_Task to carry out:_
Read the records and gather each line that includes "option跨域".

_Stored data:_
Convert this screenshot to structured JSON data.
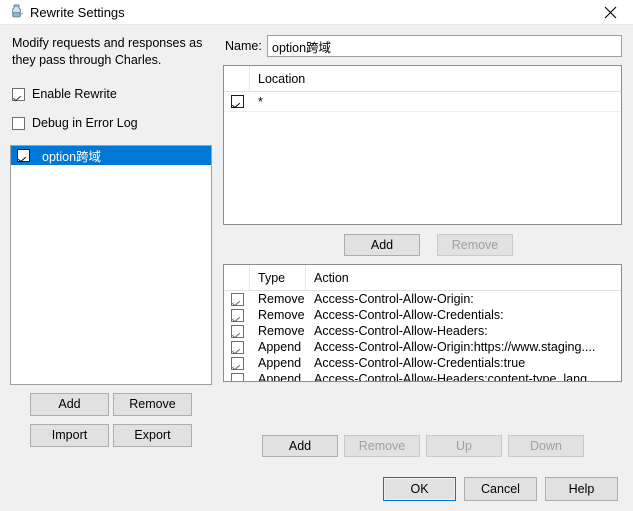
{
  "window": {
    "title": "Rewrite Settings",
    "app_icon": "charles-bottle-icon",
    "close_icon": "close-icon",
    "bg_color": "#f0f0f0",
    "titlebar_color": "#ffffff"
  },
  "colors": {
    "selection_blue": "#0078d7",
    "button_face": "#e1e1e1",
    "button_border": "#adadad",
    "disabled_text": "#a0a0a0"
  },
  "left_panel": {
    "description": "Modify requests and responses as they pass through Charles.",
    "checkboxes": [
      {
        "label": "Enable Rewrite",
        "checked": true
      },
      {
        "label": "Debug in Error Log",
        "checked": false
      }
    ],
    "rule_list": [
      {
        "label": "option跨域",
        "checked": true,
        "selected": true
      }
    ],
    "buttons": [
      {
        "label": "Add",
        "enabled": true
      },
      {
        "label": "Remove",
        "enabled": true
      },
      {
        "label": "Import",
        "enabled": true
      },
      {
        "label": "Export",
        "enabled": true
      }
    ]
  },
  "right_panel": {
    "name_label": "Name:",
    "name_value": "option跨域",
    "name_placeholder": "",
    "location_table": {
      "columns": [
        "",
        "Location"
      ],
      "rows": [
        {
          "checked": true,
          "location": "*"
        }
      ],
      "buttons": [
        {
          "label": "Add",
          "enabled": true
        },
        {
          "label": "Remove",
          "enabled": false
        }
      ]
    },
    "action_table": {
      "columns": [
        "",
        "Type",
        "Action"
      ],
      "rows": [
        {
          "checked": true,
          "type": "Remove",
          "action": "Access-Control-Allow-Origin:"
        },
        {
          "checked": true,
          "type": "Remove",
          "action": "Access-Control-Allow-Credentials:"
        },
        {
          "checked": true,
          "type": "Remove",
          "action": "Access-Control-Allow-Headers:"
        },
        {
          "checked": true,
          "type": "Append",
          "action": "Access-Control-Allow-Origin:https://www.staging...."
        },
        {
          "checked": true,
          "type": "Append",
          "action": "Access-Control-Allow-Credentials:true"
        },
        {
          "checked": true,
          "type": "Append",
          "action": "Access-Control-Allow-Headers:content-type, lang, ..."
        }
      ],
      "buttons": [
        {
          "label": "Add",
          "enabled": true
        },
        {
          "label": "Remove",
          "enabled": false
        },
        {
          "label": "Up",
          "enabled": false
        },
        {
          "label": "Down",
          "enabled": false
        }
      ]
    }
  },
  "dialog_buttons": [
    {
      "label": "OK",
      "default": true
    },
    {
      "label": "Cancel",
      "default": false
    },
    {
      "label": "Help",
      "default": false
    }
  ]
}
...
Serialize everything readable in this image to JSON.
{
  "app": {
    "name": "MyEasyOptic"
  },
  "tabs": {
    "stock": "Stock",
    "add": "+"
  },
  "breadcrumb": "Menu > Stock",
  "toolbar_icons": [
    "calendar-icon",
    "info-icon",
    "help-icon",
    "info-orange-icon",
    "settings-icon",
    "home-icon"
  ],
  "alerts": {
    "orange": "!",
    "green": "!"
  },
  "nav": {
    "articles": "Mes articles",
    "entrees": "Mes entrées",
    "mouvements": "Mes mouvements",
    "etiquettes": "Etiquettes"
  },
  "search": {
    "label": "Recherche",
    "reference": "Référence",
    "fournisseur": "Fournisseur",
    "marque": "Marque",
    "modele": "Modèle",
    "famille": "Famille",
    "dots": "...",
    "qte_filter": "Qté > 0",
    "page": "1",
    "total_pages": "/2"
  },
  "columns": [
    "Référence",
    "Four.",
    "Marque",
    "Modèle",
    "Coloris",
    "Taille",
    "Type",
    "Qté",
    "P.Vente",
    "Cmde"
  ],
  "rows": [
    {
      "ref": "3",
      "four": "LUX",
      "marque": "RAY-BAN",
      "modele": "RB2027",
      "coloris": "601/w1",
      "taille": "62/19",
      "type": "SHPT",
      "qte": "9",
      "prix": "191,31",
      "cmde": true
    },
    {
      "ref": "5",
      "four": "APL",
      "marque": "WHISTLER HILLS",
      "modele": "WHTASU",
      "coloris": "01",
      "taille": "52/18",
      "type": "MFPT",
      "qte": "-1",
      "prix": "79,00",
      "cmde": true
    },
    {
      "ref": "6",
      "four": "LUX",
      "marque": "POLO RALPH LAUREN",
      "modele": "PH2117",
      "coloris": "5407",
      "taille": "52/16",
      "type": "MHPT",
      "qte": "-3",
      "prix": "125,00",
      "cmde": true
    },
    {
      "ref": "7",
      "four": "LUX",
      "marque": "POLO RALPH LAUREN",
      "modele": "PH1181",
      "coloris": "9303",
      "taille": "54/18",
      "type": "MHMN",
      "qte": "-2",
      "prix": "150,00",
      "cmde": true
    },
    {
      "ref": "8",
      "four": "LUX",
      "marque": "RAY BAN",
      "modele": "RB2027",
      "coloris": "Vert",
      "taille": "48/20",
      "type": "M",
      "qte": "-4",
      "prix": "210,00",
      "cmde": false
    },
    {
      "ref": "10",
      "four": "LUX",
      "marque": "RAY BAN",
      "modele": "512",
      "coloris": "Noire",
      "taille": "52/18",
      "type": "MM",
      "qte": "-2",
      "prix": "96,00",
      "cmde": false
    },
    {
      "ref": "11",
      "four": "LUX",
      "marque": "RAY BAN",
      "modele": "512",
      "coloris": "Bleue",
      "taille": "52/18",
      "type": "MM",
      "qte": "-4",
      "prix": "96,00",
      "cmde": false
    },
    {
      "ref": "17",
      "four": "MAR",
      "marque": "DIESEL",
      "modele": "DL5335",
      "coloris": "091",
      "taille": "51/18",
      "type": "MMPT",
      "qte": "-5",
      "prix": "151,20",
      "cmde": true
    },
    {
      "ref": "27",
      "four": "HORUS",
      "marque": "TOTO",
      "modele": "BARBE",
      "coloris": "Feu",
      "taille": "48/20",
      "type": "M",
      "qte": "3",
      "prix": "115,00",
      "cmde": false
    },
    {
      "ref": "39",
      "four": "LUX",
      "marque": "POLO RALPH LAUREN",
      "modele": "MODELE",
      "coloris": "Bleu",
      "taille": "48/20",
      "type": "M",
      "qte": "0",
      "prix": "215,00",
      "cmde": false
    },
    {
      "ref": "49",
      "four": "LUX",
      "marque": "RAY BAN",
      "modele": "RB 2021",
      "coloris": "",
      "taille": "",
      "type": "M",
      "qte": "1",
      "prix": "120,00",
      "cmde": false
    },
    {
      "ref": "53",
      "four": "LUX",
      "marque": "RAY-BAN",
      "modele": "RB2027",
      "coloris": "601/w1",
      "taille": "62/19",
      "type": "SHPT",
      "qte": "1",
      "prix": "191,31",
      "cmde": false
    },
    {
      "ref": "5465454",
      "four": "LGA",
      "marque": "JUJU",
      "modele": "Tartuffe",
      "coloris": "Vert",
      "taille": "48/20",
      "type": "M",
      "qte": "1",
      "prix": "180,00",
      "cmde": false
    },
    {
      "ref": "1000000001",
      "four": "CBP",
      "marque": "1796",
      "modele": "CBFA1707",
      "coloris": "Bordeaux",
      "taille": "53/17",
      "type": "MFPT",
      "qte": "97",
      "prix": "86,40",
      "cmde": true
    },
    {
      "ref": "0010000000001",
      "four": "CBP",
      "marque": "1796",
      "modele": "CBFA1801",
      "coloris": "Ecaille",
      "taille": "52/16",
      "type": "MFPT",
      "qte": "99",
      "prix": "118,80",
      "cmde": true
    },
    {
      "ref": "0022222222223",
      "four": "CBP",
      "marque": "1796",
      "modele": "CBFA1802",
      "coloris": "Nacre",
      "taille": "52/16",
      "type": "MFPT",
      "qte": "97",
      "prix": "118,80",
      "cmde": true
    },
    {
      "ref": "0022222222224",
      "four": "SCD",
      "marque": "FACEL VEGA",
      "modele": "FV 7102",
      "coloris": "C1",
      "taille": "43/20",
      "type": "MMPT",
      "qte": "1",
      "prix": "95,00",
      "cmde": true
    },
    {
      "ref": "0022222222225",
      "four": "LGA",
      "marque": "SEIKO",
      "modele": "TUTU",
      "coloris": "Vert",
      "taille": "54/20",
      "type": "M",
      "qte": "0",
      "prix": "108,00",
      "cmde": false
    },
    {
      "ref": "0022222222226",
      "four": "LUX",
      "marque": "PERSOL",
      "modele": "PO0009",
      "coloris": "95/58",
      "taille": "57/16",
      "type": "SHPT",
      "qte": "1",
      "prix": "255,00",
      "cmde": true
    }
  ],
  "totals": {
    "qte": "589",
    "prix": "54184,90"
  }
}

_Written solution:_
        "label": "option跨域",
    "name_value": "option跨域",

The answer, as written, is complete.